SHORT TASK: Can you write out all the lines word for word, with no pictures?

MATERIAL TO PROCESS:
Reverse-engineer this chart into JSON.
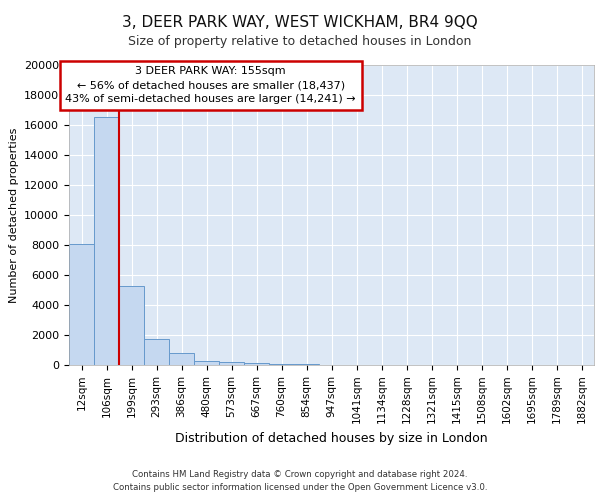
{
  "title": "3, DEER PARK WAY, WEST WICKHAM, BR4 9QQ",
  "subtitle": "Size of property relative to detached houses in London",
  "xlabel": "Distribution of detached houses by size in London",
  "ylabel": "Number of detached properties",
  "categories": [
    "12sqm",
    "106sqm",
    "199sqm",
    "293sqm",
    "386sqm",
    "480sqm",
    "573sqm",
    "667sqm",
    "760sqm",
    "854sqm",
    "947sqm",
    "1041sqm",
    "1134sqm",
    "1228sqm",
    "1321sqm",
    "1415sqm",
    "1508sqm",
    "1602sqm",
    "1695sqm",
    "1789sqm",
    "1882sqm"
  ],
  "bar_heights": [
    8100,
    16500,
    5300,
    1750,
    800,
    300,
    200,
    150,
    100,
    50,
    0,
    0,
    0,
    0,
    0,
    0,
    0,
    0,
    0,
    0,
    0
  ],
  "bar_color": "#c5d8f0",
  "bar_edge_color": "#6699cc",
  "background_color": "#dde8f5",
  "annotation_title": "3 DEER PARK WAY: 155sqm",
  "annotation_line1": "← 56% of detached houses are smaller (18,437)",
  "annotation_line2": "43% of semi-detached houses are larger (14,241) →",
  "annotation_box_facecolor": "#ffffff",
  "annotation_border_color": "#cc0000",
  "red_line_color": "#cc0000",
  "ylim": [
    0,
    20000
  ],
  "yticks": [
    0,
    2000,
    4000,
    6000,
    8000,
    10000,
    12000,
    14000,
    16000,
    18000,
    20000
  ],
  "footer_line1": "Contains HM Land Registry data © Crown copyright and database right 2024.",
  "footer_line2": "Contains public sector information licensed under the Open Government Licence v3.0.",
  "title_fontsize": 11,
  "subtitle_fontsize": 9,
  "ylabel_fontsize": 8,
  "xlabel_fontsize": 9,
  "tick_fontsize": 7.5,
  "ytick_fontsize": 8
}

OUTPUT BELOW:
Reverse-engineer this chart into JSON.
{
  "title": "3, DEER PARK WAY, WEST WICKHAM, BR4 9QQ",
  "subtitle": "Size of property relative to detached houses in London",
  "xlabel": "Distribution of detached houses by size in London",
  "ylabel": "Number of detached properties",
  "categories": [
    "12sqm",
    "106sqm",
    "199sqm",
    "293sqm",
    "386sqm",
    "480sqm",
    "573sqm",
    "667sqm",
    "760sqm",
    "854sqm",
    "947sqm",
    "1041sqm",
    "1134sqm",
    "1228sqm",
    "1321sqm",
    "1415sqm",
    "1508sqm",
    "1602sqm",
    "1695sqm",
    "1789sqm",
    "1882sqm"
  ],
  "bar_heights": [
    8100,
    16500,
    5300,
    1750,
    800,
    300,
    200,
    150,
    100,
    50,
    0,
    0,
    0,
    0,
    0,
    0,
    0,
    0,
    0,
    0,
    0
  ],
  "bar_color": "#c5d8f0",
  "bar_edge_color": "#6699cc",
  "background_color": "#dde8f5",
  "annotation_title": "3 DEER PARK WAY: 155sqm",
  "annotation_line1": "← 56% of detached houses are smaller (18,437)",
  "annotation_line2": "43% of semi-detached houses are larger (14,241) →",
  "annotation_box_facecolor": "#ffffff",
  "annotation_border_color": "#cc0000",
  "red_line_color": "#cc0000",
  "ylim": [
    0,
    20000
  ],
  "yticks": [
    0,
    2000,
    4000,
    6000,
    8000,
    10000,
    12000,
    14000,
    16000,
    18000,
    20000
  ],
  "footer_line1": "Contains HM Land Registry data © Crown copyright and database right 2024.",
  "footer_line2": "Contains public sector information licensed under the Open Government Licence v3.0.",
  "title_fontsize": 11,
  "subtitle_fontsize": 9,
  "ylabel_fontsize": 8,
  "xlabel_fontsize": 9,
  "tick_fontsize": 7.5,
  "ytick_fontsize": 8
}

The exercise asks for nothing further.